**Do this:** Set down every entry word for word. Omit the pictures.

## Begin Record extracts

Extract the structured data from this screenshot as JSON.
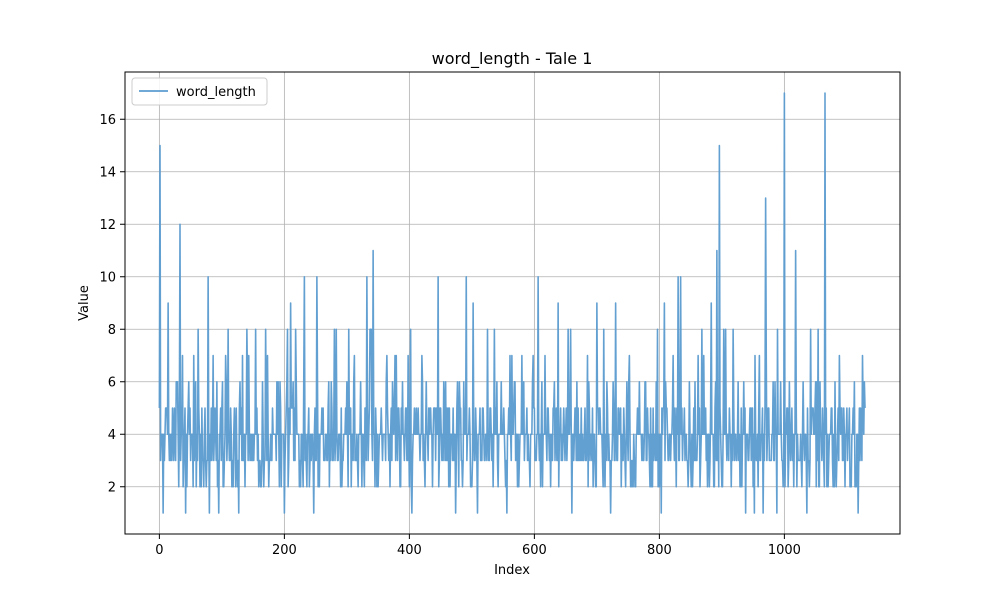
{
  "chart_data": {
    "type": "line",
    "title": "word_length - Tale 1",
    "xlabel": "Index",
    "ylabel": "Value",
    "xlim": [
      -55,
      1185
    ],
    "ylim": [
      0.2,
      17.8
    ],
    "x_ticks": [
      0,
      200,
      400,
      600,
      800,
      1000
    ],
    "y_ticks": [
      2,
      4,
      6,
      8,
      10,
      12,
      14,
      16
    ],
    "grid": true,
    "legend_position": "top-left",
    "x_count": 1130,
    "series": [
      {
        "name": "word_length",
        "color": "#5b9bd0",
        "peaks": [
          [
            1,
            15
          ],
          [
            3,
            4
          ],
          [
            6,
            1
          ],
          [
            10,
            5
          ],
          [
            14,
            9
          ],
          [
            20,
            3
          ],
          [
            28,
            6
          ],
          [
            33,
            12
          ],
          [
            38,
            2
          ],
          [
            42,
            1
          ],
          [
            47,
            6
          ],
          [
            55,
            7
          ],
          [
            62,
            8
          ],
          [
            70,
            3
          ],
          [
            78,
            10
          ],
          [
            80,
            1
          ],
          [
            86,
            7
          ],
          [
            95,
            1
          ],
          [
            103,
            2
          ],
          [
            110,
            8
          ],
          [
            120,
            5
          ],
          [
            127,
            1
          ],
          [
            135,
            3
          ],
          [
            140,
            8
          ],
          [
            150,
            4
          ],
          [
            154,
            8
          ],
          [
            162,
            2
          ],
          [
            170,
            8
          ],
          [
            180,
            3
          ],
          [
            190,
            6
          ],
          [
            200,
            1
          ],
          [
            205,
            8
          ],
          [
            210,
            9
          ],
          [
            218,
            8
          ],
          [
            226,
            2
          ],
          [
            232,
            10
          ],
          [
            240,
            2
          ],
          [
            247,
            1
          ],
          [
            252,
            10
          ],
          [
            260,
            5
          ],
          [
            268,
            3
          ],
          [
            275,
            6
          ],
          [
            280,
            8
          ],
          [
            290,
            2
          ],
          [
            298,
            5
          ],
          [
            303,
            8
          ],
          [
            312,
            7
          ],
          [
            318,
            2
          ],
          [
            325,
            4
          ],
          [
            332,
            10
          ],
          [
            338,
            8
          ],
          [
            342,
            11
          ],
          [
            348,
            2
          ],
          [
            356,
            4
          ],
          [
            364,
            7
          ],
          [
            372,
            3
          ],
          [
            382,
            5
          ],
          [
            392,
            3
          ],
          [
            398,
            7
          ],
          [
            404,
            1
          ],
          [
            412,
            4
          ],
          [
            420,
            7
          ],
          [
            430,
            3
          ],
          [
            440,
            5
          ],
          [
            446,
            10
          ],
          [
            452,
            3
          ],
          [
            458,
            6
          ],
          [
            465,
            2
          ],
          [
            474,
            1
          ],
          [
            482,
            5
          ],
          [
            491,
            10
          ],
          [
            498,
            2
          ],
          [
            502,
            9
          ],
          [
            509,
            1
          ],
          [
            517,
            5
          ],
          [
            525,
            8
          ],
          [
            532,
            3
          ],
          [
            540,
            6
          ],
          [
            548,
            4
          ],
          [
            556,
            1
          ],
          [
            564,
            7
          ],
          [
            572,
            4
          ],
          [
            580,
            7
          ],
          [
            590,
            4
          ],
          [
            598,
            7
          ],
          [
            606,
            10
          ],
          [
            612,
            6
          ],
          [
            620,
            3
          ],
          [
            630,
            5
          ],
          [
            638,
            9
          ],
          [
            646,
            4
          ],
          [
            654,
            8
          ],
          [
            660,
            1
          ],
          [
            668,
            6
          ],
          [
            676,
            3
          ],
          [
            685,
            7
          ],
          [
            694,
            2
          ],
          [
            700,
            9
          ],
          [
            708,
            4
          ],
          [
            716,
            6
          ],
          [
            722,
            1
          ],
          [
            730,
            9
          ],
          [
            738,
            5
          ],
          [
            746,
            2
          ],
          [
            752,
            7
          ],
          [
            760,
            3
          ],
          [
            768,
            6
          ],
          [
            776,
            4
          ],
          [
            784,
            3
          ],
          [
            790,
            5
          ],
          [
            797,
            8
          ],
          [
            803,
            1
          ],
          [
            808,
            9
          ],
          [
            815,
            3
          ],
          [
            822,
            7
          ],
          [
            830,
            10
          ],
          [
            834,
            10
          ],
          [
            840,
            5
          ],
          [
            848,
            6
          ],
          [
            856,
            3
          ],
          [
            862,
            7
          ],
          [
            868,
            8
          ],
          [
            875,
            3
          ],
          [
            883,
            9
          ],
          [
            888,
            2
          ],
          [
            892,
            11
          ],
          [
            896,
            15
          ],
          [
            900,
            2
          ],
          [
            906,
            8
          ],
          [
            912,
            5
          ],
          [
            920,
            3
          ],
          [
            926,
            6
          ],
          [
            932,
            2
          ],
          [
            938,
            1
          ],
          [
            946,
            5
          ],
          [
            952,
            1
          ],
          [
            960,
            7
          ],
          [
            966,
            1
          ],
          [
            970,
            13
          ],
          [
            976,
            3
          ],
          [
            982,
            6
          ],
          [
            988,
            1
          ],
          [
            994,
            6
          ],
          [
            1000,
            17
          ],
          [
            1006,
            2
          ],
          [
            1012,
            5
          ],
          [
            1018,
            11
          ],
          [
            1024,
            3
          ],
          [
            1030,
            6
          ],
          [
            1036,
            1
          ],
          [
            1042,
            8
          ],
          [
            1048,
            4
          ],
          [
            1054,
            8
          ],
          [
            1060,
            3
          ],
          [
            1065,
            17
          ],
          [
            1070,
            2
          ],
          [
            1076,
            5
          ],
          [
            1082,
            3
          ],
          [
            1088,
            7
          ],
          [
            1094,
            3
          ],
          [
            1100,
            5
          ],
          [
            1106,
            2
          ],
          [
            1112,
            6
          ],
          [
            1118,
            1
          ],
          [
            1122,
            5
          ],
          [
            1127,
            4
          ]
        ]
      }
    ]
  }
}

## End Record extracts

**Worked solution:**
Extract the structured data from this screenshot as JSON.
{
  "chart_data": {
    "type": "line",
    "title": "word_length - Tale 1",
    "xlabel": "Index",
    "ylabel": "Value",
    "xlim": [
      -55,
      1185
    ],
    "ylim": [
      0.2,
      17.8
    ],
    "x_ticks": [
      0,
      200,
      400,
      600,
      800,
      1000
    ],
    "y_ticks": [
      2,
      4,
      6,
      8,
      10,
      12,
      14,
      16
    ],
    "grid": true,
    "legend_position": "top-left",
    "x_count": 1130,
    "series": [
      {
        "name": "word_length",
        "color": "#5b9bd0",
        "peaks": [
          [
            1,
            15
          ],
          [
            3,
            4
          ],
          [
            6,
            1
          ],
          [
            10,
            5
          ],
          [
            14,
            9
          ],
          [
            20,
            3
          ],
          [
            28,
            6
          ],
          [
            33,
            12
          ],
          [
            38,
            2
          ],
          [
            42,
            1
          ],
          [
            47,
            6
          ],
          [
            55,
            7
          ],
          [
            62,
            8
          ],
          [
            70,
            3
          ],
          [
            78,
            10
          ],
          [
            80,
            1
          ],
          [
            86,
            7
          ],
          [
            95,
            1
          ],
          [
            103,
            2
          ],
          [
            110,
            8
          ],
          [
            120,
            5
          ],
          [
            127,
            1
          ],
          [
            135,
            3
          ],
          [
            140,
            8
          ],
          [
            150,
            4
          ],
          [
            154,
            8
          ],
          [
            162,
            2
          ],
          [
            170,
            8
          ],
          [
            180,
            3
          ],
          [
            190,
            6
          ],
          [
            200,
            1
          ],
          [
            205,
            8
          ],
          [
            210,
            9
          ],
          [
            218,
            8
          ],
          [
            226,
            2
          ],
          [
            232,
            10
          ],
          [
            240,
            2
          ],
          [
            247,
            1
          ],
          [
            252,
            10
          ],
          [
            260,
            5
          ],
          [
            268,
            3
          ],
          [
            275,
            6
          ],
          [
            280,
            8
          ],
          [
            290,
            2
          ],
          [
            298,
            5
          ],
          [
            303,
            8
          ],
          [
            312,
            7
          ],
          [
            318,
            2
          ],
          [
            325,
            4
          ],
          [
            332,
            10
          ],
          [
            338,
            8
          ],
          [
            342,
            11
          ],
          [
            348,
            2
          ],
          [
            356,
            4
          ],
          [
            364,
            7
          ],
          [
            372,
            3
          ],
          [
            382,
            5
          ],
          [
            392,
            3
          ],
          [
            398,
            7
          ],
          [
            404,
            1
          ],
          [
            412,
            4
          ],
          [
            420,
            7
          ],
          [
            430,
            3
          ],
          [
            440,
            5
          ],
          [
            446,
            10
          ],
          [
            452,
            3
          ],
          [
            458,
            6
          ],
          [
            465,
            2
          ],
          [
            474,
            1
          ],
          [
            482,
            5
          ],
          [
            491,
            10
          ],
          [
            498,
            2
          ],
          [
            502,
            9
          ],
          [
            509,
            1
          ],
          [
            517,
            5
          ],
          [
            525,
            8
          ],
          [
            532,
            3
          ],
          [
            540,
            6
          ],
          [
            548,
            4
          ],
          [
            556,
            1
          ],
          [
            564,
            7
          ],
          [
            572,
            4
          ],
          [
            580,
            7
          ],
          [
            590,
            4
          ],
          [
            598,
            7
          ],
          [
            606,
            10
          ],
          [
            612,
            6
          ],
          [
            620,
            3
          ],
          [
            630,
            5
          ],
          [
            638,
            9
          ],
          [
            646,
            4
          ],
          [
            654,
            8
          ],
          [
            660,
            1
          ],
          [
            668,
            6
          ],
          [
            676,
            3
          ],
          [
            685,
            7
          ],
          [
            694,
            2
          ],
          [
            700,
            9
          ],
          [
            708,
            4
          ],
          [
            716,
            6
          ],
          [
            722,
            1
          ],
          [
            730,
            9
          ],
          [
            738,
            5
          ],
          [
            746,
            2
          ],
          [
            752,
            7
          ],
          [
            760,
            3
          ],
          [
            768,
            6
          ],
          [
            776,
            4
          ],
          [
            784,
            3
          ],
          [
            790,
            5
          ],
          [
            797,
            8
          ],
          [
            803,
            1
          ],
          [
            808,
            9
          ],
          [
            815,
            3
          ],
          [
            822,
            7
          ],
          [
            830,
            10
          ],
          [
            834,
            10
          ],
          [
            840,
            5
          ],
          [
            848,
            6
          ],
          [
            856,
            3
          ],
          [
            862,
            7
          ],
          [
            868,
            8
          ],
          [
            875,
            3
          ],
          [
            883,
            9
          ],
          [
            888,
            2
          ],
          [
            892,
            11
          ],
          [
            896,
            15
          ],
          [
            900,
            2
          ],
          [
            906,
            8
          ],
          [
            912,
            5
          ],
          [
            920,
            3
          ],
          [
            926,
            6
          ],
          [
            932,
            2
          ],
          [
            938,
            1
          ],
          [
            946,
            5
          ],
          [
            952,
            1
          ],
          [
            960,
            7
          ],
          [
            966,
            1
          ],
          [
            970,
            13
          ],
          [
            976,
            3
          ],
          [
            982,
            6
          ],
          [
            988,
            1
          ],
          [
            994,
            6
          ],
          [
            1000,
            17
          ],
          [
            1006,
            2
          ],
          [
            1012,
            5
          ],
          [
            1018,
            11
          ],
          [
            1024,
            3
          ],
          [
            1030,
            6
          ],
          [
            1036,
            1
          ],
          [
            1042,
            8
          ],
          [
            1048,
            4
          ],
          [
            1054,
            8
          ],
          [
            1060,
            3
          ],
          [
            1065,
            17
          ],
          [
            1070,
            2
          ],
          [
            1076,
            5
          ],
          [
            1082,
            3
          ],
          [
            1088,
            7
          ],
          [
            1094,
            3
          ],
          [
            1100,
            5
          ],
          [
            1106,
            2
          ],
          [
            1112,
            6
          ],
          [
            1118,
            1
          ],
          [
            1122,
            5
          ],
          [
            1127,
            4
          ]
        ]
      }
    ]
  }
}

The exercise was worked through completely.